--- Start THE INPUT ---

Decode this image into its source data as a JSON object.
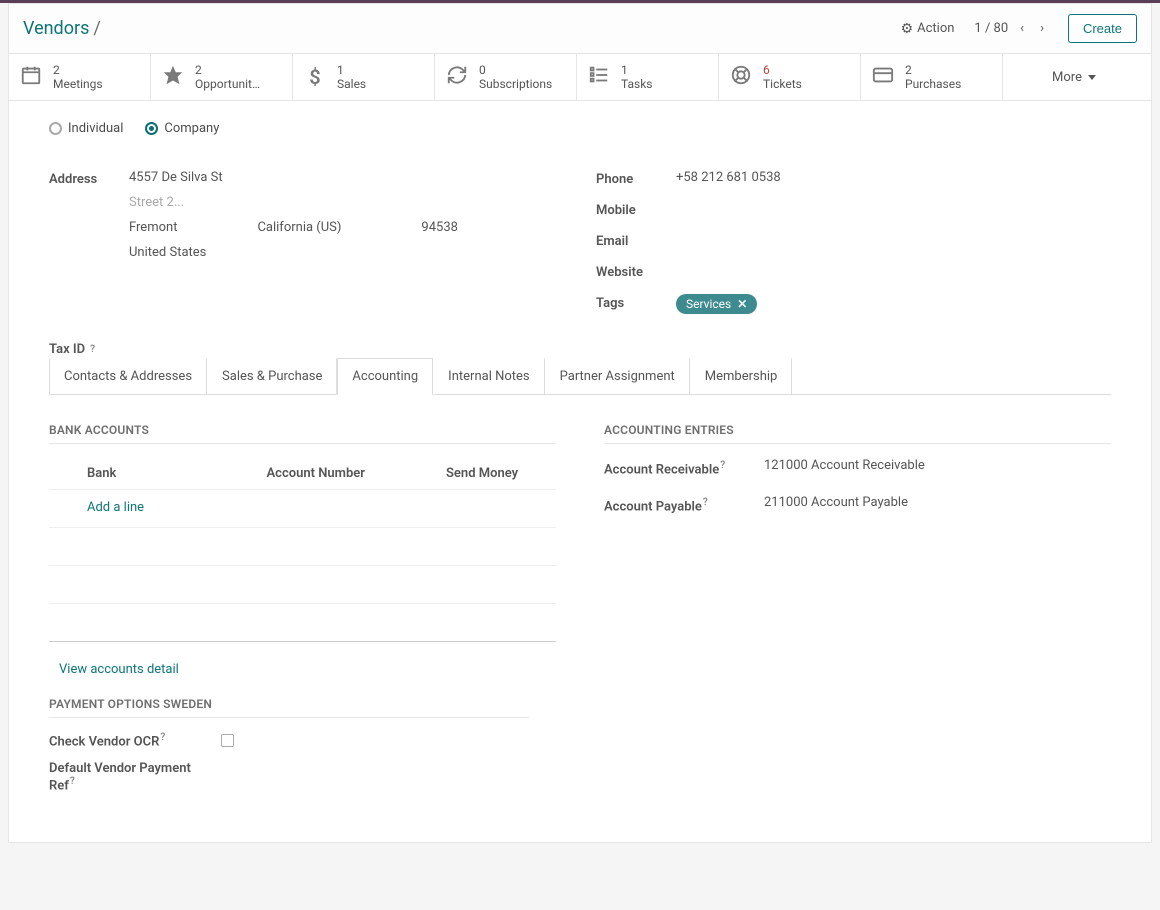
{
  "breadcrumb": {
    "root": "Vendors",
    "slash": "/"
  },
  "header": {
    "action_label": "Action",
    "pager": "1 / 80",
    "create_label": "Create"
  },
  "stats": {
    "meetings": {
      "count": "2",
      "label": "Meetings"
    },
    "opportunities": {
      "count": "2",
      "label": "Opportunit…"
    },
    "sales": {
      "count": "1",
      "label": "Sales"
    },
    "subscriptions": {
      "count": "0",
      "label": "Subscriptions"
    },
    "tasks": {
      "count": "1",
      "label": "Tasks"
    },
    "tickets": {
      "count": "6",
      "label": "Tickets"
    },
    "purchases": {
      "count": "2",
      "label": "Purchases"
    },
    "more": {
      "label": "More"
    }
  },
  "type_radio": {
    "individual": "Individual",
    "company": "Company"
  },
  "left": {
    "address_label": "Address",
    "street1": "4557 De Silva St",
    "street2_placeholder": "Street 2...",
    "city": "Fremont",
    "state": "California (US)",
    "zip": "94538",
    "country": "United States",
    "taxid_label": "Tax ID"
  },
  "right": {
    "phone_label": "Phone",
    "phone_value": "+58 212 681 0538",
    "mobile_label": "Mobile",
    "email_label": "Email",
    "website_label": "Website",
    "tags_label": "Tags",
    "tag1": "Services"
  },
  "tabs": {
    "contacts": "Contacts & Addresses",
    "salespurchase": "Sales & Purchase",
    "accounting": "Accounting",
    "internal": "Internal Notes",
    "partner": "Partner Assignment",
    "membership": "Membership"
  },
  "bank": {
    "section_title": "BANK ACCOUNTS",
    "col_bank": "Bank",
    "col_acc": "Account Number",
    "col_send": "Send Money",
    "add_a_line": "Add a line",
    "view_detail": "View accounts detail"
  },
  "entries": {
    "section_title": "ACCOUNTING ENTRIES",
    "receivable_label": "Account Receivable",
    "receivable_value": "121000 Account Receivable",
    "payable_label": "Account Payable",
    "payable_value": "211000 Account Payable"
  },
  "po": {
    "section_title": "PAYMENT OPTIONS SWEDEN",
    "check_vendor_ocr": "Check Vendor OCR",
    "default_ref": "Default Vendor Payment Ref"
  },
  "help": "?"
}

--- End THE INPUT ---

• WORK TO DO: Each line of the material must be retyped exactly, except that images are omitted.

• WORKED SOLUTION:
Decode this image into its source data as a JSON object.
{
  "breadcrumb": {
    "root": "Vendors",
    "slash": "/"
  },
  "header": {
    "action_label": "Action",
    "pager": "1 / 80",
    "create_label": "Create"
  },
  "stats": {
    "meetings": {
      "count": "2",
      "label": "Meetings"
    },
    "opportunities": {
      "count": "2",
      "label": "Opportunit…"
    },
    "sales": {
      "count": "1",
      "label": "Sales"
    },
    "subscriptions": {
      "count": "0",
      "label": "Subscriptions"
    },
    "tasks": {
      "count": "1",
      "label": "Tasks"
    },
    "tickets": {
      "count": "6",
      "label": "Tickets"
    },
    "purchases": {
      "count": "2",
      "label": "Purchases"
    },
    "more": {
      "label": "More"
    }
  },
  "type_radio": {
    "individual": "Individual",
    "company": "Company"
  },
  "left": {
    "address_label": "Address",
    "street1": "4557 De Silva St",
    "street2_placeholder": "Street 2...",
    "city": "Fremont",
    "state": "California (US)",
    "zip": "94538",
    "country": "United States",
    "taxid_label": "Tax ID"
  },
  "right": {
    "phone_label": "Phone",
    "phone_value": "+58 212 681 0538",
    "mobile_label": "Mobile",
    "email_label": "Email",
    "website_label": "Website",
    "tags_label": "Tags",
    "tag1": "Services"
  },
  "tabs": {
    "contacts": "Contacts & Addresses",
    "salespurchase": "Sales & Purchase",
    "accounting": "Accounting",
    "internal": "Internal Notes",
    "partner": "Partner Assignment",
    "membership": "Membership"
  },
  "bank": {
    "section_title": "BANK ACCOUNTS",
    "col_bank": "Bank",
    "col_acc": "Account Number",
    "col_send": "Send Money",
    "add_a_line": "Add a line",
    "view_detail": "View accounts detail"
  },
  "entries": {
    "section_title": "ACCOUNTING ENTRIES",
    "receivable_label": "Account Receivable",
    "receivable_value": "121000 Account Receivable",
    "payable_label": "Account Payable",
    "payable_value": "211000 Account Payable"
  },
  "po": {
    "section_title": "PAYMENT OPTIONS SWEDEN",
    "check_vendor_ocr": "Check Vendor OCR",
    "default_ref": "Default Vendor Payment Ref"
  },
  "help": "?"
}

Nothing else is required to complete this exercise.